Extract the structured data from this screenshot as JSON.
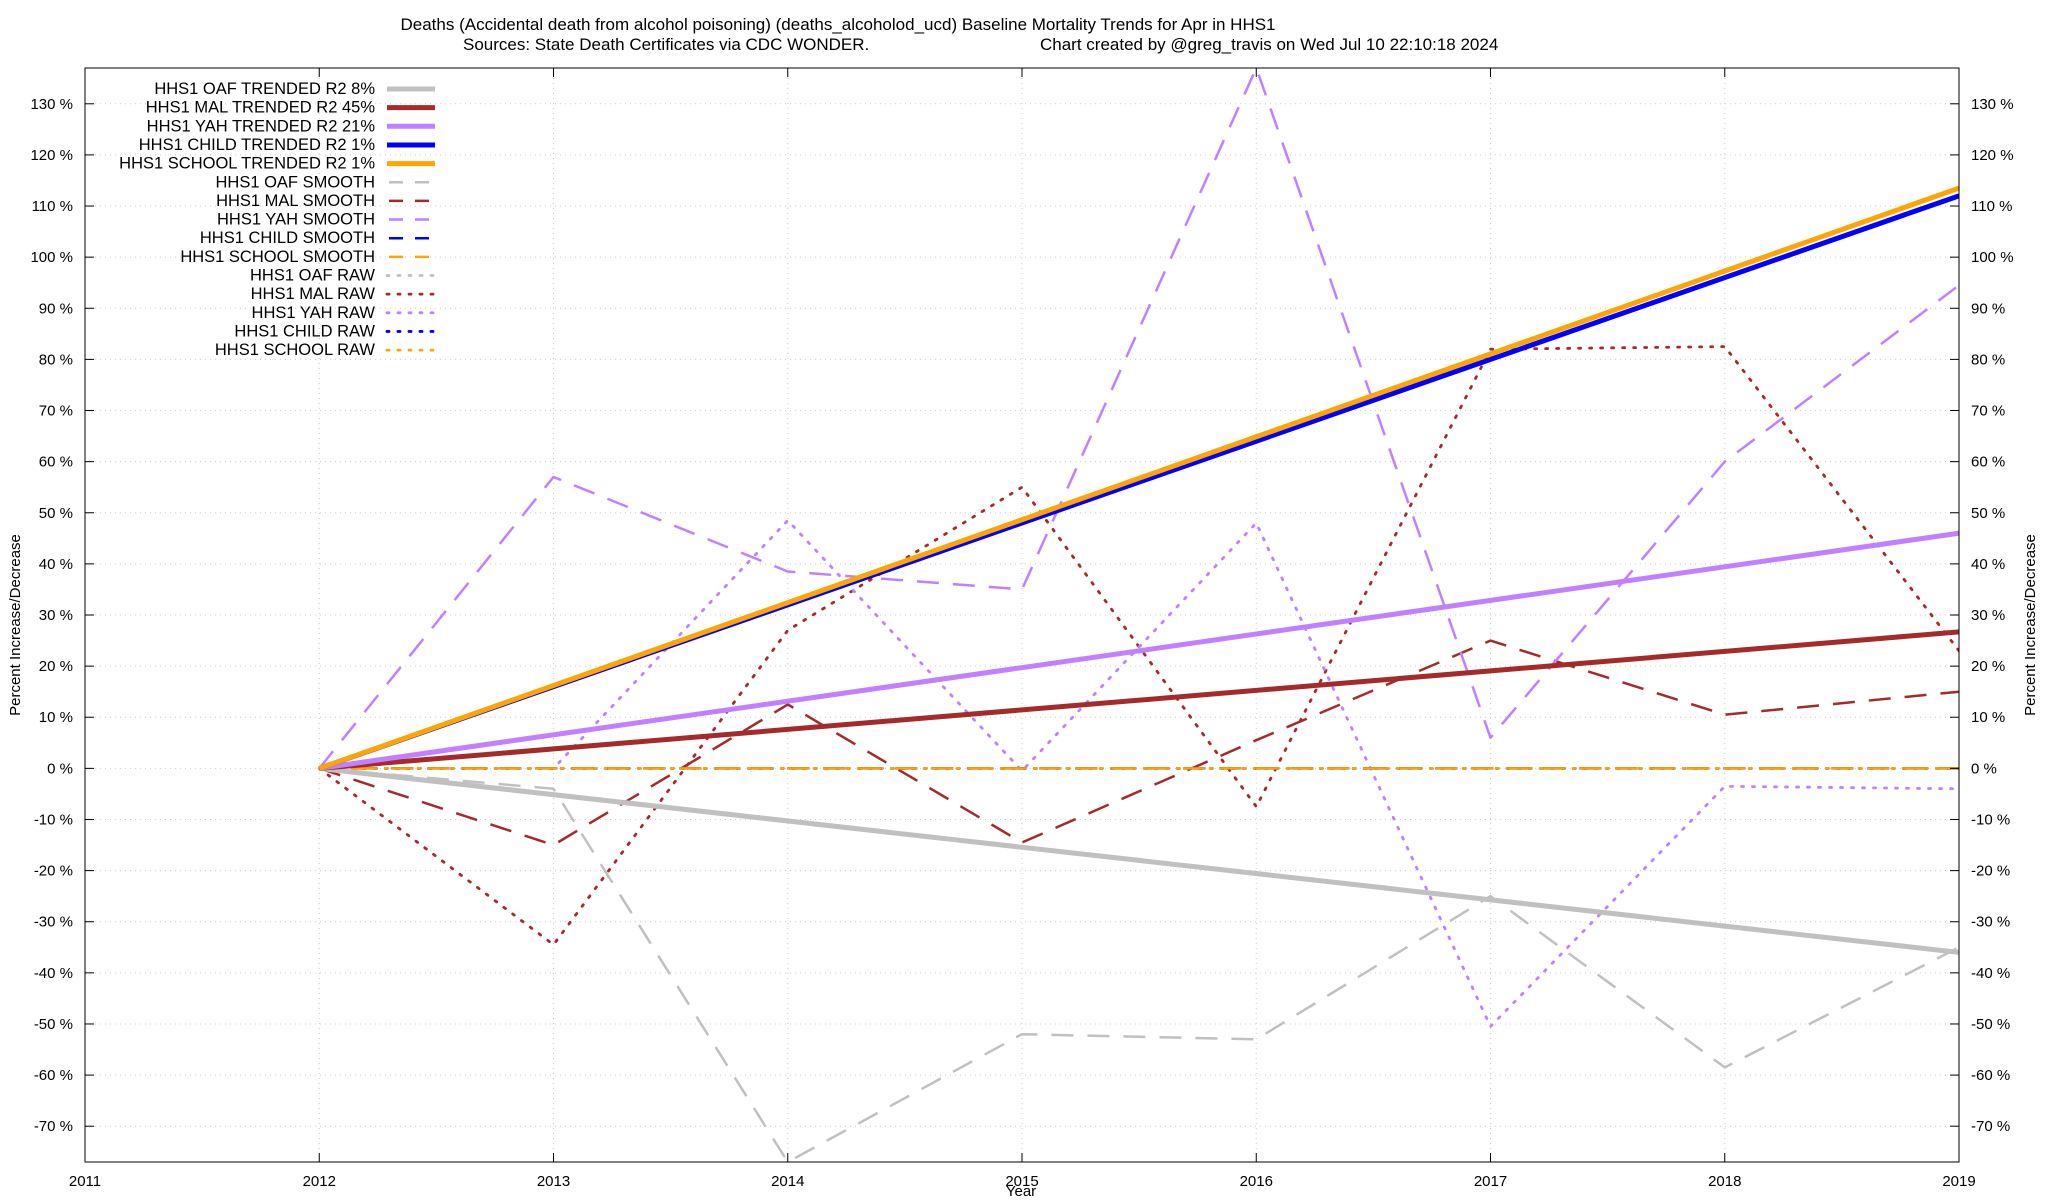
{
  "chart_data": {
    "type": "line",
    "title_line1": "Deaths (Accidental death from alcohol poisoning) (deaths_alcoholod_ucd)  Baseline Mortality Trends for Apr in HHS1",
    "title_line2_left": "Sources: State Death Certificates via CDC WONDER.",
    "title_line2_right": "Chart created by @greg_travis on Wed Jul 10 22:10:18 2024",
    "xlabel": "Year",
    "ylabel": "Percent Increase/Decrease",
    "xlim": [
      2011,
      2019
    ],
    "ylim": [
      -77,
      137
    ],
    "x_ticks": [
      2011,
      2012,
      2013,
      2014,
      2015,
      2016,
      2017,
      2018,
      2019
    ],
    "x_tick_labels": [
      "2011",
      "2012",
      "2013",
      "2014",
      "2015",
      "2016",
      "2017",
      "2018",
      "2019"
    ],
    "y_ticks": [
      -70,
      -60,
      -50,
      -40,
      -30,
      -20,
      -10,
      0,
      10,
      20,
      30,
      40,
      50,
      60,
      70,
      80,
      90,
      100,
      110,
      120,
      130
    ],
    "y_tick_labels": [
      "-70 %",
      "-60 %",
      "-50 %",
      "-40 %",
      "-30 %",
      "-20 %",
      "-10 %",
      "0 %",
      "10 %",
      "20 %",
      "30 %",
      "40 %",
      "50 %",
      "60 %",
      "70 %",
      "80 %",
      "90 %",
      "100 %",
      "110 %",
      "120 %",
      "130 %"
    ],
    "grid": true,
    "legend_position": "top-left",
    "series": [
      {
        "name": "HHS1 OAF TRENDED R2  8%",
        "style": "solid",
        "color": "#c0c0c0",
        "x": [
          2012,
          2019
        ],
        "values": [
          0,
          -36
        ]
      },
      {
        "name": "HHS1 MAL TRENDED R2  45%",
        "style": "solid",
        "color": "#a52a2a",
        "x": [
          2012,
          2019
        ],
        "values": [
          0,
          26.7
        ]
      },
      {
        "name": "HHS1 YAH TRENDED R2  21%",
        "style": "solid",
        "color": "#c080ff",
        "x": [
          2012,
          2019
        ],
        "values": [
          0,
          46
        ]
      },
      {
        "name": "HHS1 CHILD TRENDED R2  1%",
        "style": "solid",
        "color": "#0000ff",
        "x": [
          2012,
          2019
        ],
        "values": [
          0,
          112
        ]
      },
      {
        "name": "HHS1 SCHOOL TRENDED R2  1%",
        "style": "solid",
        "color": "#ffa500",
        "x": [
          2012,
          2019
        ],
        "values": [
          0,
          113.5
        ]
      },
      {
        "name": "HHS1 OAF SMOOTH",
        "style": "dashed",
        "color": "#c0c0c0",
        "x": [
          2012,
          2013,
          2014,
          2015,
          2016,
          2017,
          2018,
          2019
        ],
        "values": [
          0,
          -4,
          -77,
          -52,
          -53,
          -25,
          -58.5,
          -35
        ]
      },
      {
        "name": "HHS1 MAL SMOOTH",
        "style": "dashed",
        "color": "#a52a2a",
        "x": [
          2012,
          2013,
          2014,
          2015,
          2016,
          2017,
          2018,
          2019
        ],
        "values": [
          0,
          -15,
          12.5,
          -14.5,
          5.5,
          25,
          10.5,
          15
        ]
      },
      {
        "name": "HHS1 YAH SMOOTH",
        "style": "dashed",
        "color": "#c080ff",
        "x": [
          2012,
          2013,
          2014,
          2015,
          2016,
          2017,
          2018,
          2019
        ],
        "values": [
          0,
          57,
          38.5,
          35,
          137,
          6,
          60,
          94.5
        ]
      },
      {
        "name": "HHS1 CHILD SMOOTH",
        "style": "dashed",
        "color": "#0000ff",
        "x": [
          2012,
          2019
        ],
        "values": [
          0,
          0
        ]
      },
      {
        "name": "HHS1 SCHOOL SMOOTH",
        "style": "dashed",
        "color": "#ffa500",
        "x": [
          2012,
          2019
        ],
        "values": [
          0,
          0
        ]
      },
      {
        "name": "HHS1 OAF RAW",
        "style": "dotted",
        "color": "#c0c0c0",
        "x": [
          2012,
          2019
        ],
        "values": [
          0,
          0
        ]
      },
      {
        "name": "HHS1 MAL RAW",
        "style": "dotted",
        "color": "#a52a2a",
        "x": [
          2012,
          2013,
          2014,
          2015,
          2016,
          2017,
          2018,
          2019
        ],
        "values": [
          0,
          -34.5,
          27,
          55,
          -7.5,
          82,
          82.5,
          23
        ]
      },
      {
        "name": "HHS1 YAH RAW",
        "style": "dotted",
        "color": "#c080ff",
        "x": [
          2012,
          2013,
          2014,
          2015,
          2016,
          2017,
          2018,
          2019
        ],
        "values": [
          0,
          0,
          48.5,
          -0.5,
          48,
          -50.5,
          -3.5,
          -4
        ]
      },
      {
        "name": "HHS1 CHILD RAW",
        "style": "dotted",
        "color": "#0000ff",
        "x": [
          2012,
          2019
        ],
        "values": [
          0,
          0
        ]
      },
      {
        "name": "HHS1 SCHOOL RAW",
        "style": "dotted",
        "color": "#ffa500",
        "x": [
          2012,
          2019
        ],
        "values": [
          0,
          0
        ]
      }
    ]
  }
}
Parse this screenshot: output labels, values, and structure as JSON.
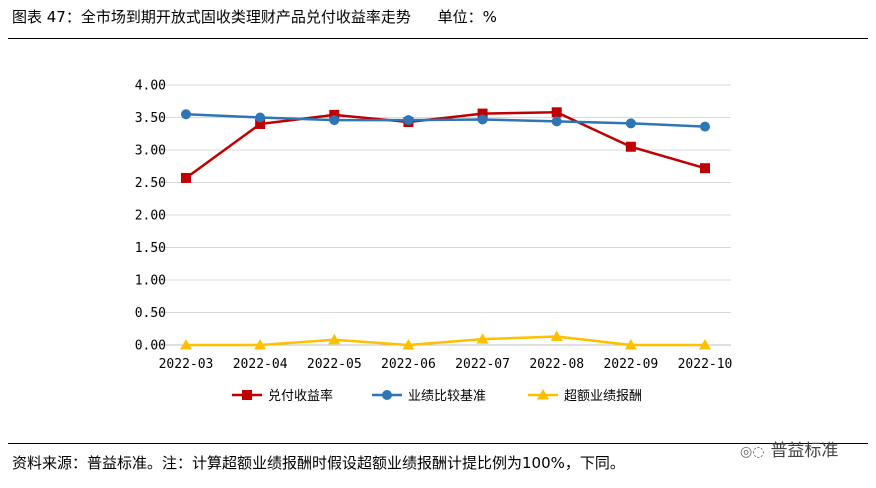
{
  "header": {
    "title": "图表 47：全市场到期开放式固收类理财产品兑付收益率走势",
    "unit": "单位：%"
  },
  "footer": {
    "note": "资料来源：普益标准。注：计算超额业绩报酬时假设超额业绩报酬计提比例为100%，下同。"
  },
  "watermark": {
    "icon": "wechat-icon",
    "text": "普益标准"
  },
  "chart_data": {
    "type": "line",
    "categories": [
      "2022-03",
      "2022-04",
      "2022-05",
      "2022-06",
      "2022-07",
      "2022-08",
      "2022-09",
      "2022-10"
    ],
    "ylim": [
      0,
      4
    ],
    "ytick_labels": [
      "0.00",
      "0.50",
      "1.00",
      "1.50",
      "2.00",
      "2.50",
      "3.00",
      "3.50",
      "4.00"
    ],
    "grid": "horizontal",
    "legend_position": "bottom",
    "series": [
      {
        "name": "兑付收益率",
        "color": "#c00000",
        "marker": "square",
        "values": [
          2.57,
          3.4,
          3.54,
          3.43,
          3.56,
          3.58,
          3.05,
          2.72
        ]
      },
      {
        "name": "业绩比较基准",
        "color": "#2e75b6",
        "marker": "circle",
        "values": [
          3.55,
          3.5,
          3.46,
          3.46,
          3.47,
          3.44,
          3.41,
          3.36
        ]
      },
      {
        "name": "超额业绩报酬",
        "color": "#ffc000",
        "marker": "triangle",
        "values": [
          0.0,
          0.0,
          0.08,
          0.0,
          0.09,
          0.13,
          0.0,
          0.0
        ]
      }
    ]
  }
}
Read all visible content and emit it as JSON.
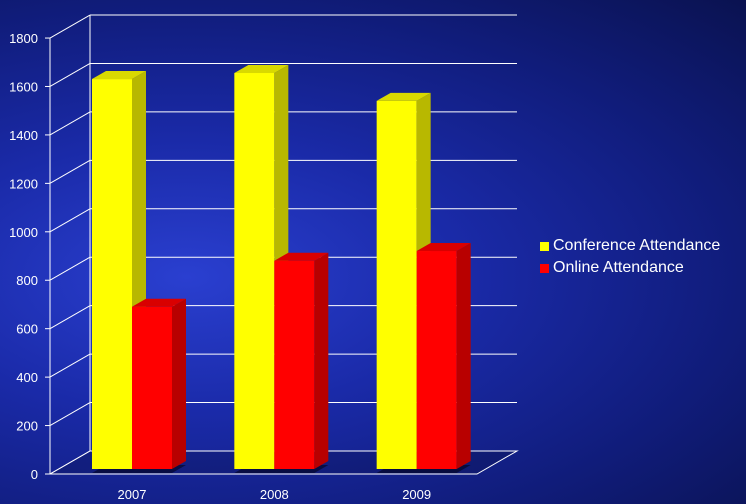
{
  "chart_data": {
    "type": "bar",
    "categories": [
      "2007",
      "2008",
      "2009"
    ],
    "series": [
      {
        "name": "Conference Attendance",
        "values": [
          1610,
          1635,
          1520
        ],
        "color": "#ffff00"
      },
      {
        "name": "Online Attendance",
        "values": [
          670,
          860,
          900
        ],
        "color": "#ff0000"
      }
    ],
    "ylim": [
      0,
      1800
    ],
    "yticks": [
      "0",
      "200",
      "400",
      "600",
      "800",
      "1000",
      "1200",
      "1400",
      "1600",
      "1800"
    ],
    "grid": true,
    "legend_position": "right",
    "three_d": true
  }
}
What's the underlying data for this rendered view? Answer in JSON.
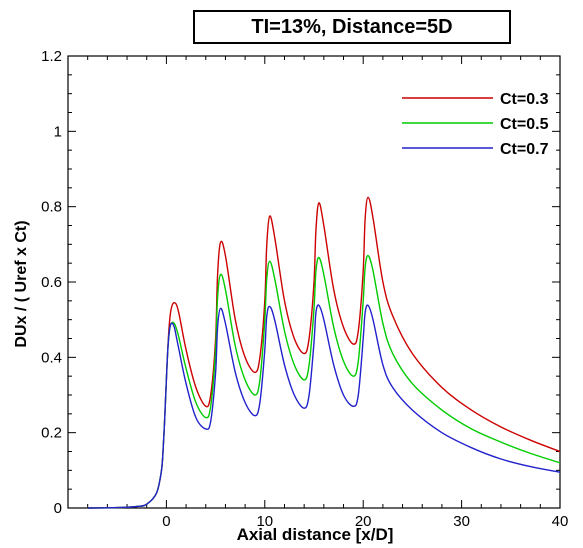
{
  "chart_data": {
    "type": "line",
    "title": "TI=13%, Distance=5D",
    "xlabel": "Axial distance [x/D]",
    "ylabel": "DUx / ( Uref x Ct)",
    "xlim": [
      -10,
      40
    ],
    "ylim": [
      0,
      1.2
    ],
    "xticks": [
      0,
      10,
      20,
      30,
      40
    ],
    "xtick_labels": [
      "0",
      "10",
      "20",
      "30",
      "40"
    ],
    "yticks": [
      0,
      0.2,
      0.4,
      0.6,
      0.8,
      1,
      1.2
    ],
    "ytick_labels": [
      "0",
      "0.2",
      "0.4",
      "0.6",
      "0.8",
      "1",
      "1.2"
    ],
    "grid": false,
    "legend_position": "top-right",
    "series": [
      {
        "name": "Ct=0.3",
        "color": "#cc0000",
        "points": [
          [
            -8,
            0
          ],
          [
            -5,
            0.001
          ],
          [
            -3,
            0.004
          ],
          [
            -2,
            0.01
          ],
          [
            -1,
            0.04
          ],
          [
            -0.5,
            0.1
          ],
          [
            -0.3,
            0.17
          ],
          [
            -0.1,
            0.28
          ],
          [
            0.1,
            0.4
          ],
          [
            0.3,
            0.49
          ],
          [
            0.5,
            0.53
          ],
          [
            0.8,
            0.545
          ],
          [
            1.2,
            0.525
          ],
          [
            2,
            0.42
          ],
          [
            3,
            0.32
          ],
          [
            4,
            0.27
          ],
          [
            4.5,
            0.3
          ],
          [
            5,
            0.45
          ],
          [
            5.2,
            0.62
          ],
          [
            5.5,
            0.705
          ],
          [
            6,
            0.67
          ],
          [
            7,
            0.5
          ],
          [
            8,
            0.4
          ],
          [
            9,
            0.36
          ],
          [
            9.5,
            0.4
          ],
          [
            10,
            0.55
          ],
          [
            10.2,
            0.7
          ],
          [
            10.5,
            0.775
          ],
          [
            11,
            0.72
          ],
          [
            12,
            0.55
          ],
          [
            13,
            0.45
          ],
          [
            14,
            0.41
          ],
          [
            14.5,
            0.45
          ],
          [
            15,
            0.6
          ],
          [
            15.2,
            0.74
          ],
          [
            15.5,
            0.81
          ],
          [
            16,
            0.75
          ],
          [
            17,
            0.58
          ],
          [
            18,
            0.48
          ],
          [
            19,
            0.435
          ],
          [
            19.5,
            0.47
          ],
          [
            20,
            0.63
          ],
          [
            20.2,
            0.77
          ],
          [
            20.5,
            0.825
          ],
          [
            21,
            0.77
          ],
          [
            22,
            0.6
          ],
          [
            23,
            0.51
          ],
          [
            25,
            0.41
          ],
          [
            28,
            0.32
          ],
          [
            31,
            0.26
          ],
          [
            34,
            0.215
          ],
          [
            37,
            0.18
          ],
          [
            40,
            0.15
          ]
        ]
      },
      {
        "name": "Ct=0.5",
        "color": "#00cc00",
        "points": [
          [
            -8,
            0
          ],
          [
            -5,
            0.001
          ],
          [
            -3,
            0.004
          ],
          [
            -2,
            0.01
          ],
          [
            -1,
            0.04
          ],
          [
            -0.5,
            0.1
          ],
          [
            -0.3,
            0.17
          ],
          [
            -0.1,
            0.28
          ],
          [
            0.1,
            0.4
          ],
          [
            0.3,
            0.47
          ],
          [
            0.5,
            0.49
          ],
          [
            0.8,
            0.49
          ],
          [
            1.2,
            0.46
          ],
          [
            2,
            0.37
          ],
          [
            3,
            0.28
          ],
          [
            4,
            0.24
          ],
          [
            4.5,
            0.27
          ],
          [
            5,
            0.42
          ],
          [
            5.2,
            0.56
          ],
          [
            5.5,
            0.62
          ],
          [
            6,
            0.58
          ],
          [
            7,
            0.43
          ],
          [
            8,
            0.34
          ],
          [
            9,
            0.3
          ],
          [
            9.5,
            0.34
          ],
          [
            10,
            0.5
          ],
          [
            10.2,
            0.61
          ],
          [
            10.5,
            0.655
          ],
          [
            11,
            0.61
          ],
          [
            12,
            0.47
          ],
          [
            13,
            0.38
          ],
          [
            14,
            0.34
          ],
          [
            14.5,
            0.38
          ],
          [
            15,
            0.53
          ],
          [
            15.2,
            0.63
          ],
          [
            15.5,
            0.665
          ],
          [
            16,
            0.62
          ],
          [
            17,
            0.48
          ],
          [
            18,
            0.39
          ],
          [
            19,
            0.35
          ],
          [
            19.5,
            0.39
          ],
          [
            20,
            0.55
          ],
          [
            20.2,
            0.64
          ],
          [
            20.5,
            0.67
          ],
          [
            21,
            0.63
          ],
          [
            22,
            0.49
          ],
          [
            23,
            0.41
          ],
          [
            25,
            0.33
          ],
          [
            28,
            0.26
          ],
          [
            31,
            0.21
          ],
          [
            34,
            0.175
          ],
          [
            37,
            0.145
          ],
          [
            40,
            0.12
          ]
        ]
      },
      {
        "name": "Ct=0.7",
        "color": "#2222cc",
        "points": [
          [
            -8,
            0
          ],
          [
            -5,
            0.001
          ],
          [
            -3,
            0.004
          ],
          [
            -2,
            0.01
          ],
          [
            -1,
            0.04
          ],
          [
            -0.5,
            0.1
          ],
          [
            -0.3,
            0.17
          ],
          [
            -0.1,
            0.28
          ],
          [
            0.1,
            0.4
          ],
          [
            0.3,
            0.47
          ],
          [
            0.5,
            0.49
          ],
          [
            0.8,
            0.48
          ],
          [
            1.2,
            0.43
          ],
          [
            2,
            0.33
          ],
          [
            3,
            0.24
          ],
          [
            4,
            0.21
          ],
          [
            4.5,
            0.23
          ],
          [
            5,
            0.36
          ],
          [
            5.2,
            0.48
          ],
          [
            5.5,
            0.53
          ],
          [
            6,
            0.49
          ],
          [
            7,
            0.36
          ],
          [
            8,
            0.28
          ],
          [
            9,
            0.245
          ],
          [
            9.5,
            0.28
          ],
          [
            10,
            0.42
          ],
          [
            10.2,
            0.51
          ],
          [
            10.5,
            0.535
          ],
          [
            11,
            0.5
          ],
          [
            12,
            0.38
          ],
          [
            13,
            0.3
          ],
          [
            14,
            0.265
          ],
          [
            14.5,
            0.3
          ],
          [
            15,
            0.44
          ],
          [
            15.2,
            0.52
          ],
          [
            15.5,
            0.538
          ],
          [
            16,
            0.5
          ],
          [
            17,
            0.38
          ],
          [
            18,
            0.3
          ],
          [
            19,
            0.27
          ],
          [
            19.5,
            0.3
          ],
          [
            20,
            0.45
          ],
          [
            20.2,
            0.52
          ],
          [
            20.5,
            0.538
          ],
          [
            21,
            0.5
          ],
          [
            22,
            0.38
          ],
          [
            23,
            0.32
          ],
          [
            25,
            0.26
          ],
          [
            28,
            0.2
          ],
          [
            31,
            0.16
          ],
          [
            34,
            0.13
          ],
          [
            37,
            0.11
          ],
          [
            40,
            0.095
          ]
        ]
      }
    ]
  }
}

* * * *

Only a number is expected here: the count of lines in the listing that hold the string "grid".

4